**TO DO:** Pictures do not belong in the copy; restate the records below word for word.

(Dataset rows)

++++++

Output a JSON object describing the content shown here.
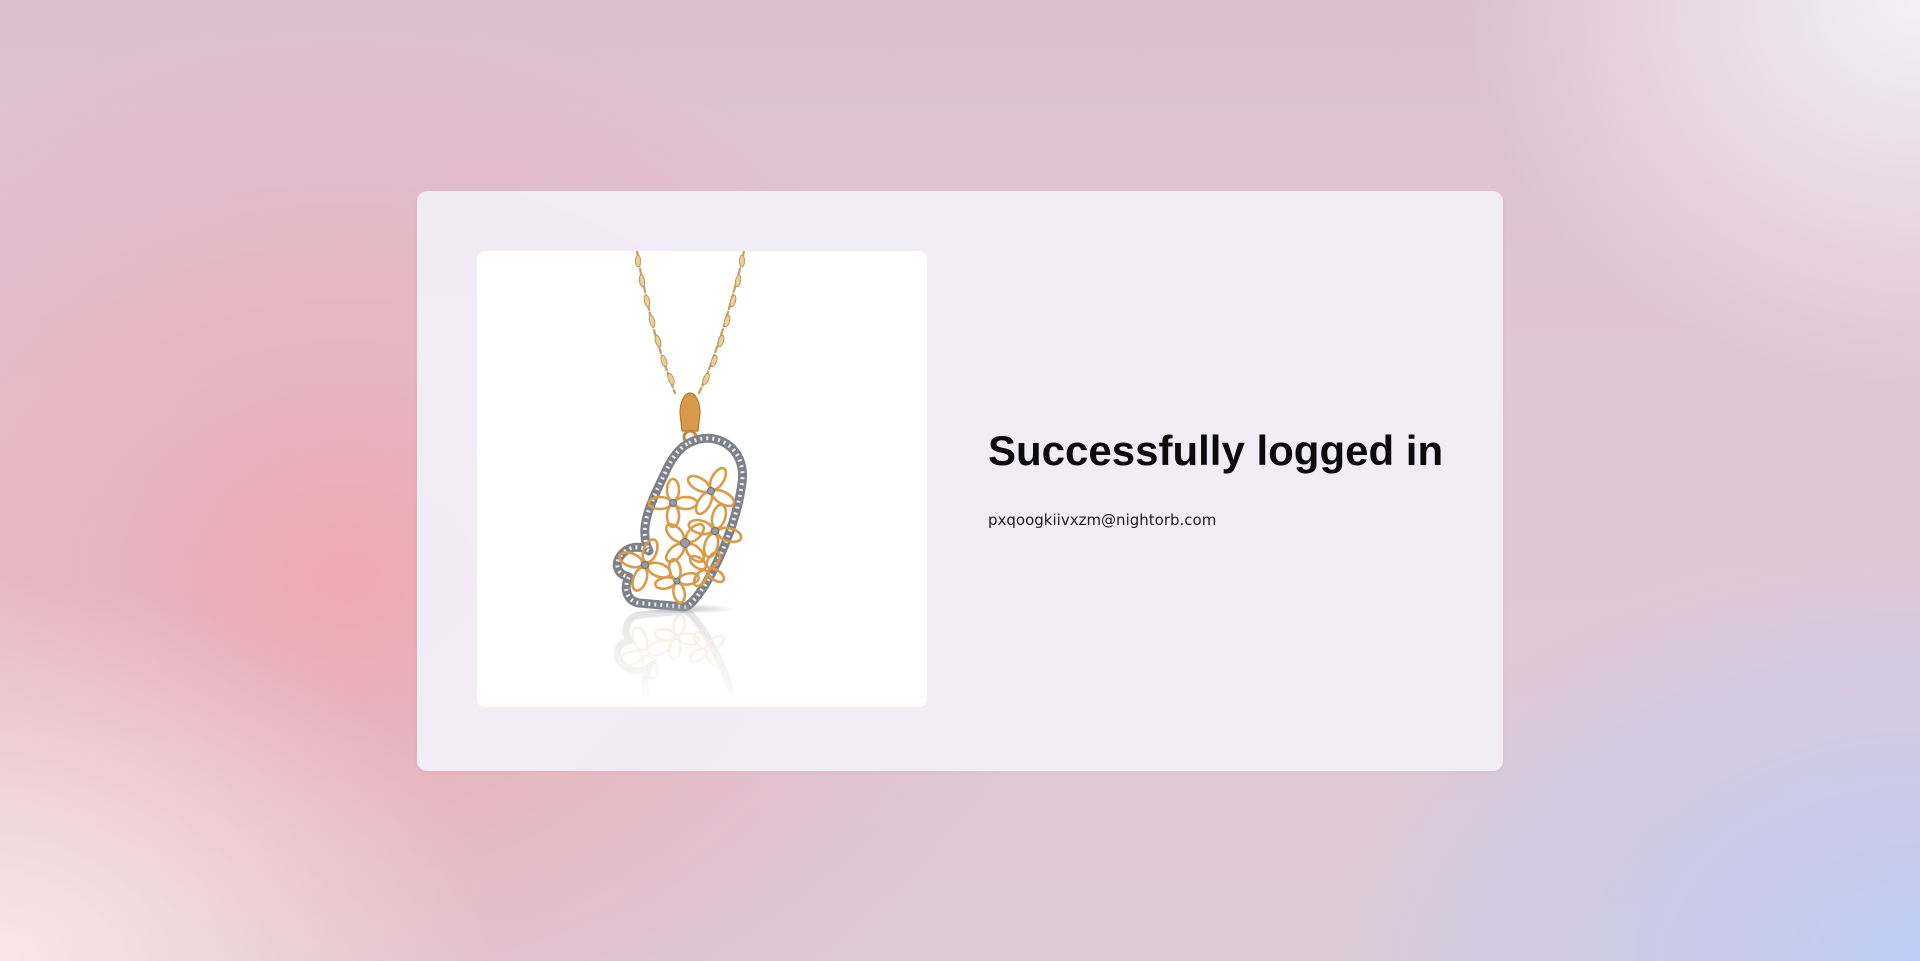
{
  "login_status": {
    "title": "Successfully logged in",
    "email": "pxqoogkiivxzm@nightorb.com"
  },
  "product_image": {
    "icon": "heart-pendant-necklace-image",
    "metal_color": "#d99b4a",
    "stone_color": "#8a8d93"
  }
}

++++++

**CORRECT RESULT:**
Output a JSON object describing the content shown here.
{
  "login_status": {
    "title": "Successfully logged in",
    "email": "pxqoogkiivxzm@nightorb.com"
  },
  "product_image": {
    "icon": "heart-pendant-necklace-image",
    "metal_color": "#d99b4a",
    "stone_color": "#8a8d93"
  }
}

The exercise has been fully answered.